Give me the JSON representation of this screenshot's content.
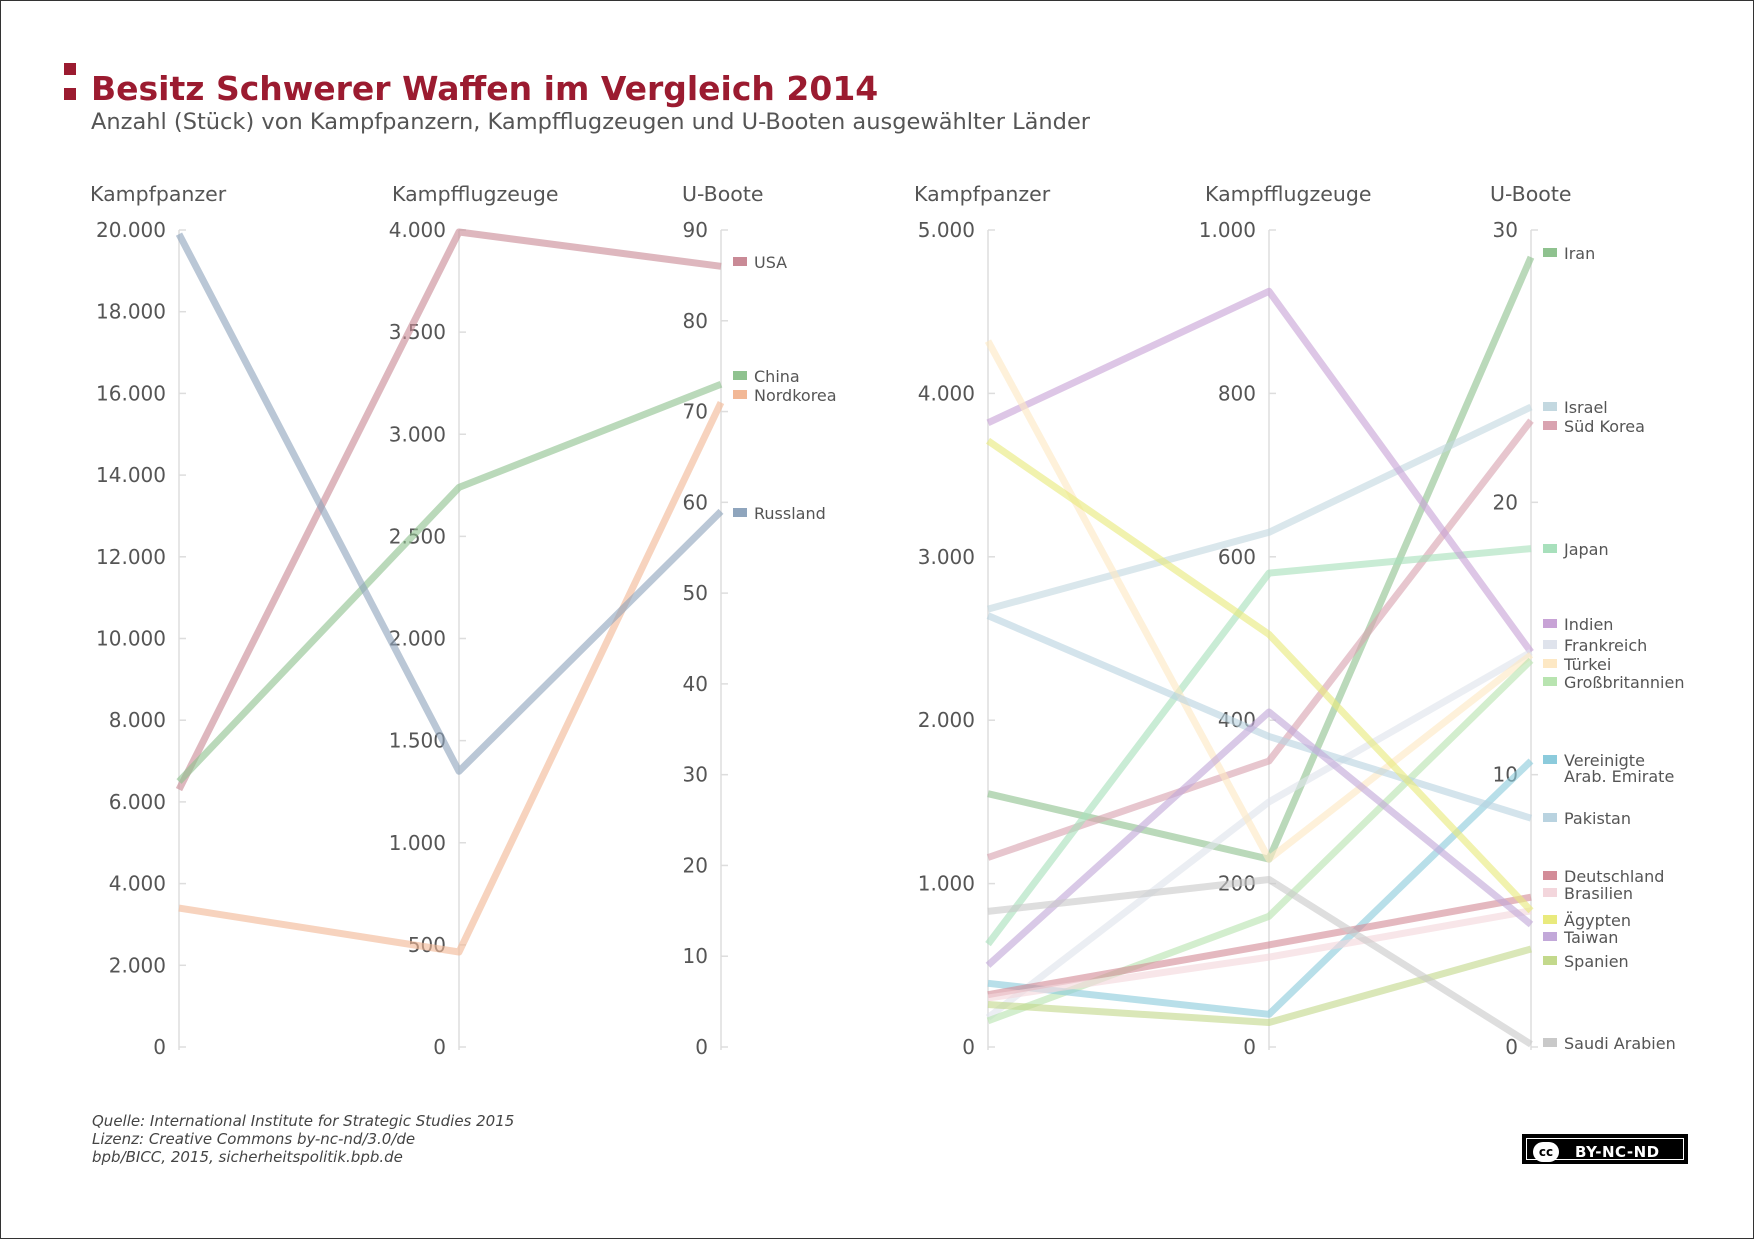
{
  "header": {
    "title": "Besitz Schwerer Waffen im Vergleich 2014",
    "subtitle": "Anzahl (Stück) von Kampfpanzern, Kampfflugzeugen und U-Booten ausgewählter Länder"
  },
  "footer": {
    "source": "Quelle: International Institute for Strategic Studies 2015",
    "license": "Lizenz: Creative Commons by-nc-nd/3.0/de",
    "credit": "bpb/BICC, 2015, sicherheitspolitik.bpb.de"
  },
  "badge": {
    "logo": "cc",
    "label": "BY-NC-ND"
  },
  "colors": {
    "title": "#9b1b30",
    "axis": "#dddddd",
    "text": "#555555"
  },
  "chart_data": [
    {
      "type": "parallel-coordinates",
      "name": "left-panel",
      "axes": [
        {
          "title": "Kampfpanzer",
          "range": [
            0,
            20000
          ],
          "ticks": [
            {
              "value": 0,
              "label": "0"
            },
            {
              "value": 2000,
              "label": "2.000"
            },
            {
              "value": 4000,
              "label": "4.000"
            },
            {
              "value": 6000,
              "label": "6.000"
            },
            {
              "value": 8000,
              "label": "8.000"
            },
            {
              "value": 10000,
              "label": "10.000"
            },
            {
              "value": 12000,
              "label": "12.000"
            },
            {
              "value": 14000,
              "label": "14.000"
            },
            {
              "value": 16000,
              "label": "16.000"
            },
            {
              "value": 18000,
              "label": "18.000"
            },
            {
              "value": 20000,
              "label": "20.000"
            }
          ]
        },
        {
          "title": "Kampfflugzeuge",
          "range": [
            0,
            4000
          ],
          "ticks": [
            {
              "value": 0,
              "label": "0"
            },
            {
              "value": 500,
              "label": "500"
            },
            {
              "value": 1000,
              "label": "1.000"
            },
            {
              "value": 1500,
              "label": "1.500"
            },
            {
              "value": 2000,
              "label": "2.000"
            },
            {
              "value": 2500,
              "label": "2.500"
            },
            {
              "value": 3000,
              "label": "3.000"
            },
            {
              "value": 3500,
              "label": "3.500"
            },
            {
              "value": 4000,
              "label": "4.000"
            }
          ]
        },
        {
          "title": "U-Boote",
          "range": [
            0,
            90
          ],
          "ticks": [
            {
              "value": 0,
              "label": "0"
            },
            {
              "value": 10,
              "label": "10"
            },
            {
              "value": 20,
              "label": "20"
            },
            {
              "value": 30,
              "label": "30"
            },
            {
              "value": 40,
              "label": "40"
            },
            {
              "value": 50,
              "label": "50"
            },
            {
              "value": 60,
              "label": "60"
            },
            {
              "value": 70,
              "label": "70"
            },
            {
              "value": 80,
              "label": "80"
            },
            {
              "value": 90,
              "label": "90"
            }
          ]
        }
      ],
      "series": [
        {
          "name": "USA",
          "values": [
            6300,
            3990,
            86
          ],
          "color": "#c98a96"
        },
        {
          "name": "China",
          "values": [
            6500,
            2740,
            73
          ],
          "color": "#8fc28f"
        },
        {
          "name": "Nordkorea",
          "values": [
            3400,
            465,
            71
          ],
          "color": "#f2b896"
        },
        {
          "name": "Russland",
          "values": [
            19900,
            1350,
            59
          ],
          "color": "#8fa5bd"
        }
      ]
    },
    {
      "type": "parallel-coordinates",
      "name": "right-panel",
      "axes": [
        {
          "title": "Kampfpanzer",
          "range": [
            0,
            5000
          ],
          "ticks": [
            {
              "value": 0,
              "label": "0"
            },
            {
              "value": 1000,
              "label": "1.000"
            },
            {
              "value": 2000,
              "label": "2.000"
            },
            {
              "value": 3000,
              "label": "3.000"
            },
            {
              "value": 4000,
              "label": "4.000"
            },
            {
              "value": 5000,
              "label": "5.000"
            }
          ]
        },
        {
          "title": "Kampfflugzeuge",
          "range": [
            0,
            1000
          ],
          "ticks": [
            {
              "value": 0,
              "label": "0"
            },
            {
              "value": 200,
              "label": "200"
            },
            {
              "value": 400,
              "label": "400"
            },
            {
              "value": 600,
              "label": "600"
            },
            {
              "value": 800,
              "label": "800"
            },
            {
              "value": 1000,
              "label": "1.000"
            }
          ]
        },
        {
          "title": "U-Boote",
          "range": [
            0,
            30
          ],
          "ticks": [
            {
              "value": 0,
              "label": "0"
            },
            {
              "value": 10,
              "label": "10"
            },
            {
              "value": 20,
              "label": "20"
            },
            {
              "value": 30,
              "label": "30"
            }
          ]
        }
      ],
      "series": [
        {
          "name": "Iran",
          "values": [
            1550,
            230,
            29
          ],
          "color": "#8fc28f"
        },
        {
          "name": "Israel",
          "values": [
            2680,
            630,
            23.5
          ],
          "color": "#c3d8e0"
        },
        {
          "name": "Süd Korea",
          "values": [
            1160,
            350,
            23
          ],
          "color": "#d9a3b0"
        },
        {
          "name": "Japan",
          "values": [
            630,
            580,
            18.3
          ],
          "color": "#a8e0bc"
        },
        {
          "name": "Indien",
          "values": [
            3820,
            925,
            14.5
          ],
          "color": "#c8a3d6"
        },
        {
          "name": "Frankreich",
          "values": [
            180,
            300,
            14.5
          ],
          "color": "#dfe3ec"
        },
        {
          "name": "Türkei",
          "values": [
            4320,
            230,
            14.4
          ],
          "color": "#fde8c4"
        },
        {
          "name": "Großbritannien",
          "values": [
            160,
            160,
            14.2
          ],
          "color": "#b8e4b0"
        },
        {
          "name": "Vereinigte Arab. Emirate",
          "values": [
            390,
            40,
            10.5
          ],
          "color": "#8ccbdc"
        },
        {
          "name": "Pakistan",
          "values": [
            2640,
            380,
            8.4
          ],
          "color": "#b9d3e0"
        },
        {
          "name": "Deutschland",
          "values": [
            320,
            125,
            5.5
          ],
          "color": "#d38c98"
        },
        {
          "name": "Brasilien",
          "values": [
            300,
            110,
            5
          ],
          "color": "#f3d6dc"
        },
        {
          "name": "Ägypten",
          "values": [
            3710,
            505,
            5
          ],
          "color": "#e9ea7d"
        },
        {
          "name": "Taiwan",
          "values": [
            500,
            410,
            4.5
          ],
          "color": "#c2a8d9"
        },
        {
          "name": "Spanien",
          "values": [
            260,
            30,
            3.6
          ],
          "color": "#c3d98c"
        },
        {
          "name": "Saudi Arabien",
          "values": [
            830,
            205,
            0.1
          ],
          "color": "#c9c9c9"
        }
      ]
    }
  ]
}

──────

### The request:
Leave out the pictures and return every record word for word.

### Result of this task:
Give me the JSON representation of this screenshot's content.
{
  "header": {
    "title": "Besitz Schwerer Waffen im Vergleich 2014",
    "subtitle": "Anzahl (Stück) von Kampfpanzern, Kampfflugzeugen und U-Booten ausgewählter Länder"
  },
  "footer": {
    "source": "Quelle: International Institute for Strategic Studies 2015",
    "license": "Lizenz: Creative Commons by-nc-nd/3.0/de",
    "credit": "bpb/BICC, 2015, sicherheitspolitik.bpb.de"
  },
  "badge": {
    "logo": "cc",
    "label": "BY-NC-ND"
  },
  "colors": {
    "title": "#9b1b30",
    "axis": "#dddddd",
    "text": "#555555"
  },
  "chart_data": [
    {
      "type": "parallel-coordinates",
      "name": "left-panel",
      "axes": [
        {
          "title": "Kampfpanzer",
          "range": [
            0,
            20000
          ],
          "ticks": [
            {
              "value": 0,
              "label": "0"
            },
            {
              "value": 2000,
              "label": "2.000"
            },
            {
              "value": 4000,
              "label": "4.000"
            },
            {
              "value": 6000,
              "label": "6.000"
            },
            {
              "value": 8000,
              "label": "8.000"
            },
            {
              "value": 10000,
              "label": "10.000"
            },
            {
              "value": 12000,
              "label": "12.000"
            },
            {
              "value": 14000,
              "label": "14.000"
            },
            {
              "value": 16000,
              "label": "16.000"
            },
            {
              "value": 18000,
              "label": "18.000"
            },
            {
              "value": 20000,
              "label": "20.000"
            }
          ]
        },
        {
          "title": "Kampfflugzeuge",
          "range": [
            0,
            4000
          ],
          "ticks": [
            {
              "value": 0,
              "label": "0"
            },
            {
              "value": 500,
              "label": "500"
            },
            {
              "value": 1000,
              "label": "1.000"
            },
            {
              "value": 1500,
              "label": "1.500"
            },
            {
              "value": 2000,
              "label": "2.000"
            },
            {
              "value": 2500,
              "label": "2.500"
            },
            {
              "value": 3000,
              "label": "3.000"
            },
            {
              "value": 3500,
              "label": "3.500"
            },
            {
              "value": 4000,
              "label": "4.000"
            }
          ]
        },
        {
          "title": "U-Boote",
          "range": [
            0,
            90
          ],
          "ticks": [
            {
              "value": 0,
              "label": "0"
            },
            {
              "value": 10,
              "label": "10"
            },
            {
              "value": 20,
              "label": "20"
            },
            {
              "value": 30,
              "label": "30"
            },
            {
              "value": 40,
              "label": "40"
            },
            {
              "value": 50,
              "label": "50"
            },
            {
              "value": 60,
              "label": "60"
            },
            {
              "value": 70,
              "label": "70"
            },
            {
              "value": 80,
              "label": "80"
            },
            {
              "value": 90,
              "label": "90"
            }
          ]
        }
      ],
      "series": [
        {
          "name": "USA",
          "values": [
            6300,
            3990,
            86
          ],
          "color": "#c98a96"
        },
        {
          "name": "China",
          "values": [
            6500,
            2740,
            73
          ],
          "color": "#8fc28f"
        },
        {
          "name": "Nordkorea",
          "values": [
            3400,
            465,
            71
          ],
          "color": "#f2b896"
        },
        {
          "name": "Russland",
          "values": [
            19900,
            1350,
            59
          ],
          "color": "#8fa5bd"
        }
      ]
    },
    {
      "type": "parallel-coordinates",
      "name": "right-panel",
      "axes": [
        {
          "title": "Kampfpanzer",
          "range": [
            0,
            5000
          ],
          "ticks": [
            {
              "value": 0,
              "label": "0"
            },
            {
              "value": 1000,
              "label": "1.000"
            },
            {
              "value": 2000,
              "label": "2.000"
            },
            {
              "value": 3000,
              "label": "3.000"
            },
            {
              "value": 4000,
              "label": "4.000"
            },
            {
              "value": 5000,
              "label": "5.000"
            }
          ]
        },
        {
          "title": "Kampfflugzeuge",
          "range": [
            0,
            1000
          ],
          "ticks": [
            {
              "value": 0,
              "label": "0"
            },
            {
              "value": 200,
              "label": "200"
            },
            {
              "value": 400,
              "label": "400"
            },
            {
              "value": 600,
              "label": "600"
            },
            {
              "value": 800,
              "label": "800"
            },
            {
              "value": 1000,
              "label": "1.000"
            }
          ]
        },
        {
          "title": "U-Boote",
          "range": [
            0,
            30
          ],
          "ticks": [
            {
              "value": 0,
              "label": "0"
            },
            {
              "value": 10,
              "label": "10"
            },
            {
              "value": 20,
              "label": "20"
            },
            {
              "value": 30,
              "label": "30"
            }
          ]
        }
      ],
      "series": [
        {
          "name": "Iran",
          "values": [
            1550,
            230,
            29
          ],
          "color": "#8fc28f"
        },
        {
          "name": "Israel",
          "values": [
            2680,
            630,
            23.5
          ],
          "color": "#c3d8e0"
        },
        {
          "name": "Süd Korea",
          "values": [
            1160,
            350,
            23
          ],
          "color": "#d9a3b0"
        },
        {
          "name": "Japan",
          "values": [
            630,
            580,
            18.3
          ],
          "color": "#a8e0bc"
        },
        {
          "name": "Indien",
          "values": [
            3820,
            925,
            14.5
          ],
          "color": "#c8a3d6"
        },
        {
          "name": "Frankreich",
          "values": [
            180,
            300,
            14.5
          ],
          "color": "#dfe3ec"
        },
        {
          "name": "Türkei",
          "values": [
            4320,
            230,
            14.4
          ],
          "color": "#fde8c4"
        },
        {
          "name": "Großbritannien",
          "values": [
            160,
            160,
            14.2
          ],
          "color": "#b8e4b0"
        },
        {
          "name": "Vereinigte Arab. Emirate",
          "values": [
            390,
            40,
            10.5
          ],
          "color": "#8ccbdc"
        },
        {
          "name": "Pakistan",
          "values": [
            2640,
            380,
            8.4
          ],
          "color": "#b9d3e0"
        },
        {
          "name": "Deutschland",
          "values": [
            320,
            125,
            5.5
          ],
          "color": "#d38c98"
        },
        {
          "name": "Brasilien",
          "values": [
            300,
            110,
            5
          ],
          "color": "#f3d6dc"
        },
        {
          "name": "Ägypten",
          "values": [
            3710,
            505,
            5
          ],
          "color": "#e9ea7d"
        },
        {
          "name": "Taiwan",
          "values": [
            500,
            410,
            4.5
          ],
          "color": "#c2a8d9"
        },
        {
          "name": "Spanien",
          "values": [
            260,
            30,
            3.6
          ],
          "color": "#c3d98c"
        },
        {
          "name": "Saudi Arabien",
          "values": [
            830,
            205,
            0.1
          ],
          "color": "#c9c9c9"
        }
      ]
    }
  ]
}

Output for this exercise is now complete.